Short problem: In the records below, find the line that contains "Decode this image". Retype that line and all the lines after it through the end, leaving out the pictures.

╔══

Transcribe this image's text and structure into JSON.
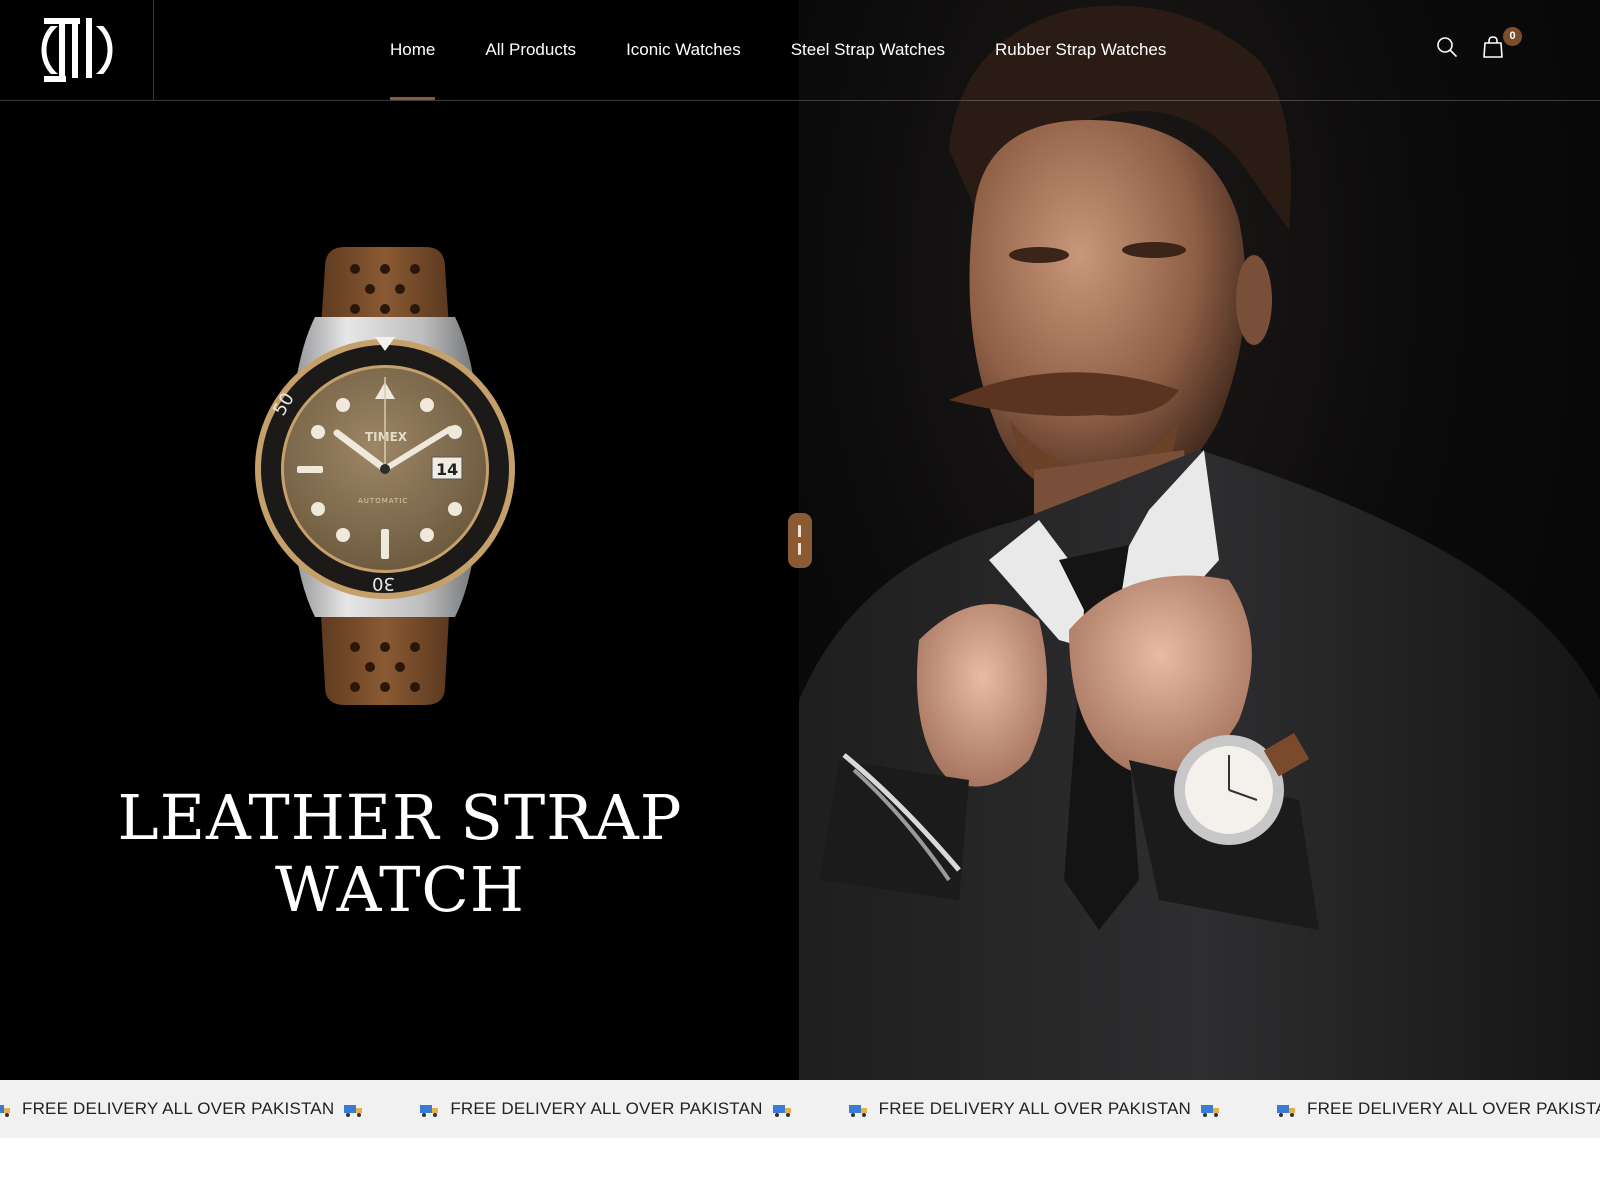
{
  "header": {
    "logo_alt": "IW",
    "nav": [
      {
        "label": "Home",
        "active": true
      },
      {
        "label": "All Products",
        "active": false
      },
      {
        "label": "Iconic Watches",
        "active": false
      },
      {
        "label": "Steel Strap Watches",
        "active": false
      },
      {
        "label": "Rubber Strap Watches",
        "active": false
      }
    ],
    "cart_count": "0",
    "icons": {
      "search": "search-icon",
      "cart": "shopping-bag-icon"
    }
  },
  "hero": {
    "title_line1": "LEATHER STRAP",
    "title_line2": "WATCH",
    "watch_brand": "TIMEX",
    "watch_date": "14",
    "watch_subtext": "AUTOMATIC"
  },
  "marquee": {
    "text": "FREE DELIVERY ALL OVER PAKISTAN",
    "icon": "truck-emoji-icon"
  },
  "colors": {
    "accent": "#8a5a33",
    "hero_bg": "#000000",
    "marquee_bg": "#f1f1f1"
  }
}
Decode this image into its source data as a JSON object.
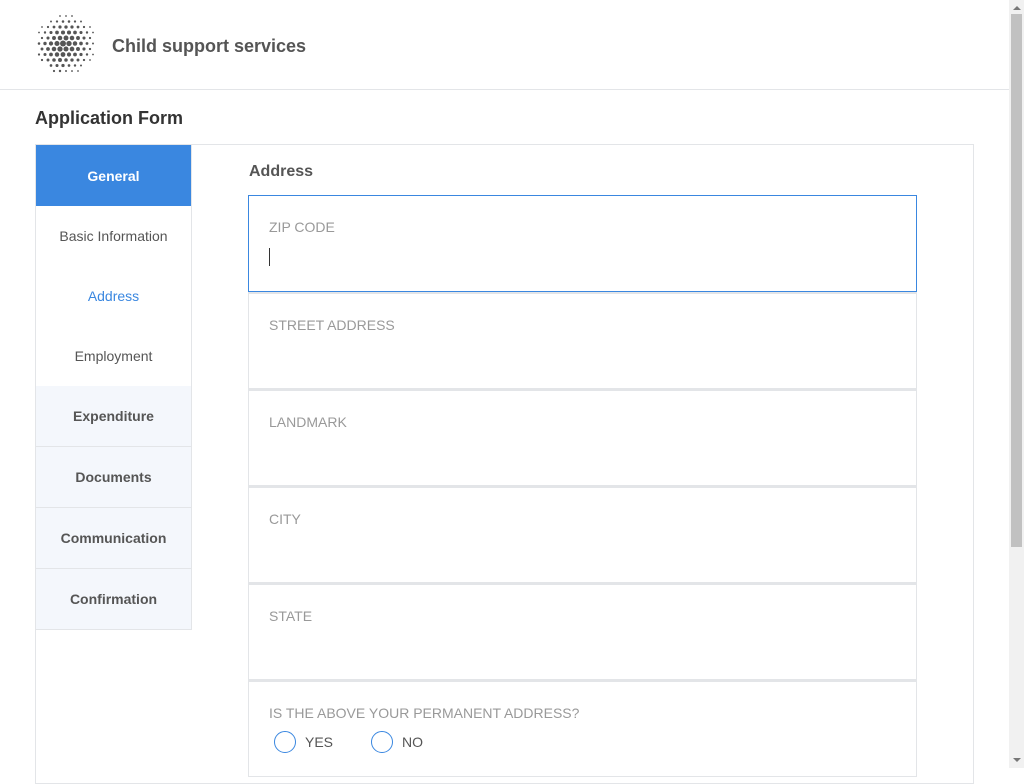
{
  "header": {
    "app_title": "Child support services"
  },
  "page_title": "Application Form",
  "sidebar": {
    "items": [
      {
        "label": "General",
        "type": "section",
        "active": true
      },
      {
        "label": "Basic Information",
        "type": "sub"
      },
      {
        "label": "Address",
        "type": "sub",
        "current": true
      },
      {
        "label": "Employment",
        "type": "sub"
      },
      {
        "label": "Expenditure",
        "type": "section"
      },
      {
        "label": "Documents",
        "type": "section"
      },
      {
        "label": "Communication",
        "type": "section"
      },
      {
        "label": "Confirmation",
        "type": "section"
      }
    ]
  },
  "form": {
    "title": "Address",
    "fields": [
      "ZIP CODE",
      "STREET ADDRESS",
      "LANDMARK",
      "CITY",
      "STATE"
    ],
    "question": "IS THE ABOVE YOUR PERMANENT ADDRESS?",
    "options": [
      "YES",
      "NO"
    ]
  },
  "colors": {
    "accent": "#3a87e0"
  }
}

╚══

Answer to the exercise:
Decode this image into its source data as a JSON object.
{
  "header": {
    "app_title": "Child support services"
  },
  "page_title": "Application Form",
  "sidebar": {
    "items": [
      {
        "label": "General",
        "type": "section",
        "active": true
      },
      {
        "label": "Basic Information",
        "type": "sub"
      },
      {
        "label": "Address",
        "type": "sub",
        "current": true
      },
      {
        "label": "Employment",
        "type": "sub"
      },
      {
        "label": "Expenditure",
        "type": "section"
      },
      {
        "label": "Documents",
        "type": "section"
      },
      {
        "label": "Communication",
        "type": "section"
      },
      {
        "label": "Confirmation",
        "type": "section"
      }
    ]
  },
  "form": {
    "title": "Address",
    "fields": [
      "ZIP CODE",
      "STREET ADDRESS",
      "LANDMARK",
      "CITY",
      "STATE"
    ],
    "question": "IS THE ABOVE YOUR PERMANENT ADDRESS?",
    "options": [
      "YES",
      "NO"
    ]
  },
  "colors": {
    "accent": "#3a87e0"
  }
}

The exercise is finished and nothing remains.